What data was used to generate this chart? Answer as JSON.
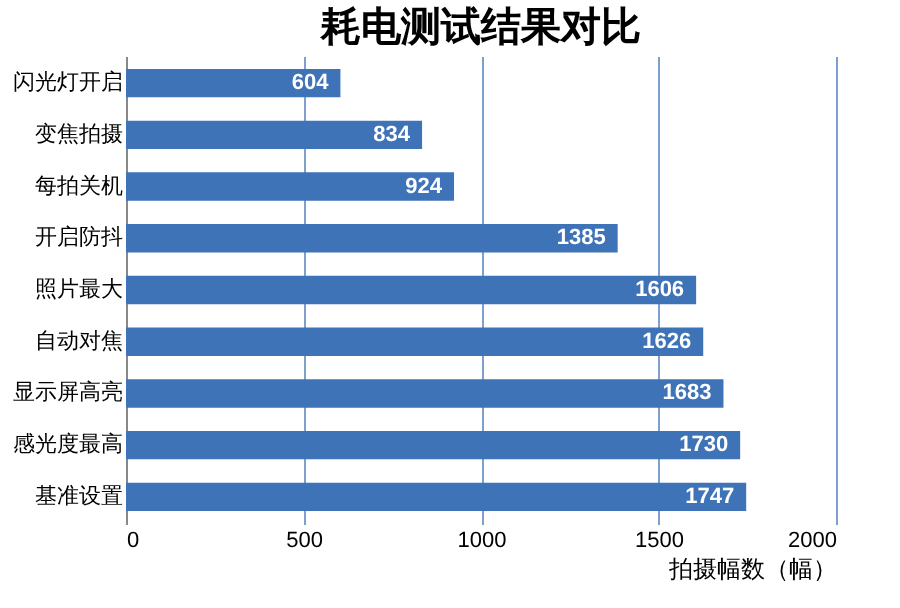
{
  "chart_data": {
    "type": "bar",
    "orientation": "horizontal",
    "title": "耗电测试结果对比",
    "xlabel": "拍摄幅数（幅）",
    "categories": [
      "闪光灯开启",
      "变焦拍摄",
      "每拍关机",
      "开启防抖",
      "照片最大",
      "自动对焦",
      "显示屏高亮",
      "感光度最高",
      "基准设置"
    ],
    "values": [
      604,
      834,
      924,
      1385,
      1606,
      1626,
      1683,
      1730,
      1747
    ],
    "color": "#3f73b8",
    "xlim": [
      0,
      2000
    ],
    "xticks": [
      0,
      500,
      1000,
      1500,
      2000
    ],
    "grid": "x",
    "data_labels": true
  }
}
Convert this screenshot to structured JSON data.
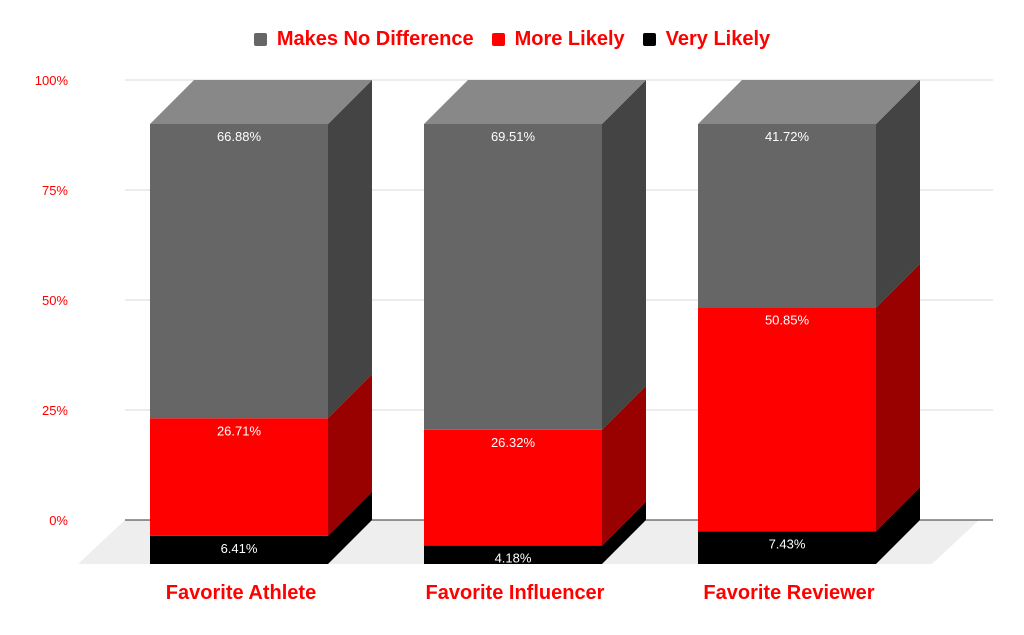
++++
> [What needs to be done] Every record above should be transcribed exactly; the pictures stay out of the copy.

> [Complete response]
What data was used to generate this chart? Answer as JSON.
{
  "chart_data": {
    "type": "bar",
    "orientation": "horizontal",
    "title": "耗电测试结果对比",
    "xlabel": "拍摄幅数（幅）",
    "categories": [
      "闪光灯开启",
      "变焦拍摄",
      "每拍关机",
      "开启防抖",
      "照片最大",
      "自动对焦",
      "显示屏高亮",
      "感光度最高",
      "基准设置"
    ],
    "values": [
      604,
      834,
      924,
      1385,
      1606,
      1626,
      1683,
      1730,
      1747
    ],
    "color": "#3f73b8",
    "xlim": [
      0,
      2000
    ],
    "xticks": [
      0,
      500,
      1000,
      1500,
      2000
    ],
    "grid": "x",
    "data_labels": true
  }
}
Convert this screenshot to structured JSON data.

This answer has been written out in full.